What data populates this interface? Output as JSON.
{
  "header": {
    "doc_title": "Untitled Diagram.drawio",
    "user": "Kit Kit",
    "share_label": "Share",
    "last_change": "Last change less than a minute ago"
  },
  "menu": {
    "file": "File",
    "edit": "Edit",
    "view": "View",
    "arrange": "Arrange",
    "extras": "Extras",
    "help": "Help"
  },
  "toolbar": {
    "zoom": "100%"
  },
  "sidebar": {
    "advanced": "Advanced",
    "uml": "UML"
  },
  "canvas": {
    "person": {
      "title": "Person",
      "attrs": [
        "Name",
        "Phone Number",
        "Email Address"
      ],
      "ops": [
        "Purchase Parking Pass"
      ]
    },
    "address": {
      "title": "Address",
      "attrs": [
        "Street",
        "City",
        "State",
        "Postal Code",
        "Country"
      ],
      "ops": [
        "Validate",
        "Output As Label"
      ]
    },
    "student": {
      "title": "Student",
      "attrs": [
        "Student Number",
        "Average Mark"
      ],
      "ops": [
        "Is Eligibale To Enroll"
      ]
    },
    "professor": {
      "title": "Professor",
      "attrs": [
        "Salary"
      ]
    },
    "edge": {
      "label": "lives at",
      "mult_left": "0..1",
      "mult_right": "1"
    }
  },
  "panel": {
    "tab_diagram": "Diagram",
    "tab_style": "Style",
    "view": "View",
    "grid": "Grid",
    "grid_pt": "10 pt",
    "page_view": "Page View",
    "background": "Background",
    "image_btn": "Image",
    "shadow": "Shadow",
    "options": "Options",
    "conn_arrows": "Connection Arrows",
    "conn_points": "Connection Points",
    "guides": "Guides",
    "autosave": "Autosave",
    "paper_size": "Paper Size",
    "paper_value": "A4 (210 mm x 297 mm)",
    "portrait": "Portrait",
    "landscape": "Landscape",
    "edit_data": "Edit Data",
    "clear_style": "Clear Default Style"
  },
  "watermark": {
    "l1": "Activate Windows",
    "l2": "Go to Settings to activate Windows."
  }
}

◇ ◇ ◇

> Exercise:
State the number of lines in these entries that include the string "Style". Provide nothing beyond that number.

> Task solution:
2